> [Task prompt]:
Extract the text of each entry below exactly, leaving every image behind.
══ Supplied records ══
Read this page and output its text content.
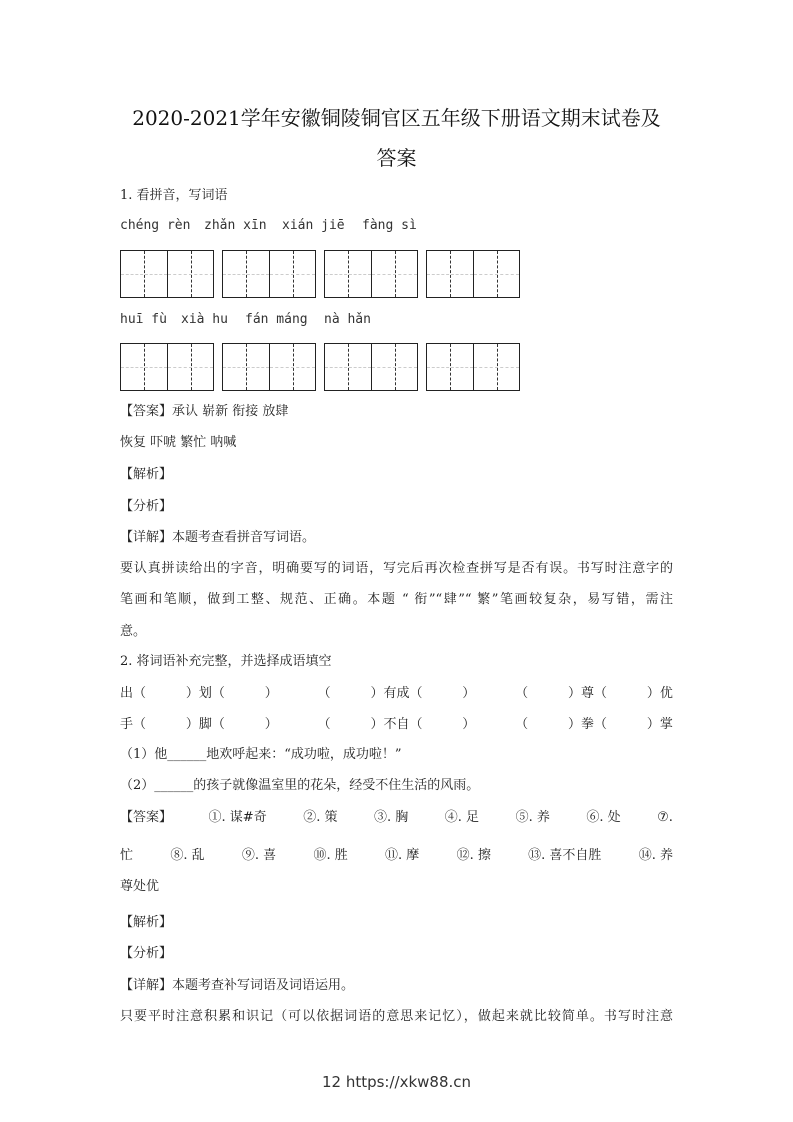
2020-2021学年安徽铜陵铜官区五年级下册语文期末试卷及
答案
1. 看拼音，写词语
chéng rèn zhǎn xīn xián jiē fàng sì
huī fù xià hu fán máng nà hǎn
【答案】承认 崭新 衔接 放肆
恢复 吓唬 繁忙 呐喊
【解析】
【分析】
【详解】本题考查看拼音写词语。
要认真拼读给出的字音，明确要写的词语，写完后再次检查拼写是否有误。书写时注意字的
笔画和笔顺，做到工整、规范、正确。本题 “ 衔”“肆”“ 繁”笔画较复杂，易写错，需注
意。
2. 将词语补充完整，并选择成语填空
出（	）划（	）	（	）有成（	）	（	）尊（	）优
手（	）脚（	）	（	）不自（	）	（	）拳（	）掌
（1）他______地欢呼起来：“成功啦，成功啦！”
（2）______的孩子就像温室里的花朵，经受不住生活的风雨。
【答案】	①. 谋#奇	②. 策	③. 胸	④. 足	⑤. 养	⑥. 处	⑦.
忙	⑧. 乱	⑨. 喜	⑩. 胜	⑪. 摩	⑫. 擦	⑬. 喜不自胜	⑭. 养
尊处优
【解析】
【分析】
【详解】本题考查补写词语及词语运用。
只要平时注意积累和识记（可以依据词语的意思来记忆），做起来就比较简单。书写时注意
12 https://xkw88.cn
═══
> [Completed exercise]:
Read this page and output its text content.
2020-2021学年安徽铜陵铜官区五年级下册语文期末试卷及
答案
1. 看拼音，写词语
chéng rèn zhǎn xīn xián jiē fàng sì
huī fù xià hu fán máng nà hǎn
【答案】承认 崭新 衔接 放肆
恢复 吓唬 繁忙 呐喊
【解析】
【分析】
【详解】本题考查看拼音写词语。
要认真拼读给出的字音，明确要写的词语，写完后再次检查拼写是否有误。书写时注意字的
笔画和笔顺，做到工整、规范、正确。本题 “ 衔”“肆”“ 繁”笔画较复杂，易写错，需注
意。
2. 将词语补充完整，并选择成语填空
出（	）划（	）	（	）有成（	）	（	）尊（	）优
手（	）脚（	）	（	）不自（	）	（	）拳（	）掌
（1）他______地欢呼起来：“成功啦，成功啦！”
（2）______的孩子就像温室里的花朵，经受不住生活的风雨。
【答案】	①. 谋#奇	②. 策	③. 胸	④. 足	⑤. 养	⑥. 处	⑦.
忙	⑧. 乱	⑨. 喜	⑩. 胜	⑪. 摩	⑫. 擦	⑬. 喜不自胜	⑭. 养
尊处优
【解析】
【分析】
【详解】本题考查补写词语及词语运用。
只要平时注意积累和识记（可以依据词语的意思来记忆），做起来就比较简单。书写时注意
12 https://xkw88.cn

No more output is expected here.